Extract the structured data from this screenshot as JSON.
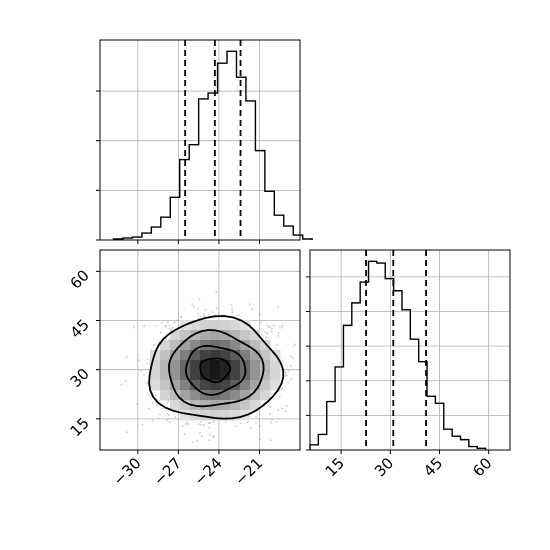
{
  "colors": {
    "line": "#000000",
    "grid": "#b0b0b0",
    "scatter": "#808080"
  },
  "chart_data": [
    {
      "type": "histogram",
      "panel": "top-left",
      "xlim": [
        -32.8,
        -18.0
      ],
      "bin_start": -31.8,
      "bin_width": 0.7,
      "counts": [
        1,
        2,
        3,
        7,
        13,
        23,
        43,
        81,
        96,
        142,
        148,
        178,
        190,
        164,
        140,
        90,
        49,
        25,
        14,
        5,
        1
      ],
      "quantiles": [
        -26.5,
        -24.3,
        -22.4
      ],
      "grid": true
    },
    {
      "type": "histogram",
      "panel": "bottom-right",
      "xlim": [
        5.5,
        66.5
      ],
      "x_ticks": [
        "15",
        "30",
        "45",
        "60"
      ],
      "bin_start": 5.5,
      "bin_width": 2.55,
      "counts": [
        3,
        9,
        28,
        48,
        72,
        85,
        97,
        109,
        108,
        99,
        92,
        81,
        64,
        51,
        31,
        27,
        12,
        8,
        6,
        2,
        1
      ],
      "quantiles": [
        22.6,
        30.9,
        40.9
      ],
      "grid": true
    },
    {
      "type": "heatmap",
      "panel": "bottom-left",
      "xlim": [
        -32.8,
        -18.0
      ],
      "ylim": [
        5.5,
        66.5
      ],
      "x_ticks": [
        "−30",
        "−27",
        "−24",
        "−21"
      ],
      "y_ticks": [
        "15",
        "30",
        "45",
        "60"
      ],
      "center": [
        -24.3,
        30.0
      ],
      "contours": [
        {
          "rx": 4.9,
          "ry": 15.5
        },
        {
          "rx": 3.5,
          "ry": 11.4
        },
        {
          "rx": 2.2,
          "ry": 7.3
        },
        {
          "rx": 1.1,
          "ry": 3.6
        }
      ],
      "grid": true
    }
  ]
}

*-*-*

Work to be completed:
Would you mind returning each entry above word for word, skipping the images?

Full output:
Extract the structured data from this screenshot as JSON.
{
  "colors": {
    "line": "#000000",
    "grid": "#b0b0b0",
    "scatter": "#808080"
  },
  "chart_data": [
    {
      "type": "histogram",
      "panel": "top-left",
      "xlim": [
        -32.8,
        -18.0
      ],
      "bin_start": -31.8,
      "bin_width": 0.7,
      "counts": [
        1,
        2,
        3,
        7,
        13,
        23,
        43,
        81,
        96,
        142,
        148,
        178,
        190,
        164,
        140,
        90,
        49,
        25,
        14,
        5,
        1
      ],
      "quantiles": [
        -26.5,
        -24.3,
        -22.4
      ],
      "grid": true
    },
    {
      "type": "histogram",
      "panel": "bottom-right",
      "xlim": [
        5.5,
        66.5
      ],
      "x_ticks": [
        "15",
        "30",
        "45",
        "60"
      ],
      "bin_start": 5.5,
      "bin_width": 2.55,
      "counts": [
        3,
        9,
        28,
        48,
        72,
        85,
        97,
        109,
        108,
        99,
        92,
        81,
        64,
        51,
        31,
        27,
        12,
        8,
        6,
        2,
        1
      ],
      "quantiles": [
        22.6,
        30.9,
        40.9
      ],
      "grid": true
    },
    {
      "type": "heatmap",
      "panel": "bottom-left",
      "xlim": [
        -32.8,
        -18.0
      ],
      "ylim": [
        5.5,
        66.5
      ],
      "x_ticks": [
        "−30",
        "−27",
        "−24",
        "−21"
      ],
      "y_ticks": [
        "15",
        "30",
        "45",
        "60"
      ],
      "center": [
        -24.3,
        30.0
      ],
      "contours": [
        {
          "rx": 4.9,
          "ry": 15.5
        },
        {
          "rx": 3.5,
          "ry": 11.4
        },
        {
          "rx": 2.2,
          "ry": 7.3
        },
        {
          "rx": 1.1,
          "ry": 3.6
        }
      ],
      "grid": true
    }
  ]
}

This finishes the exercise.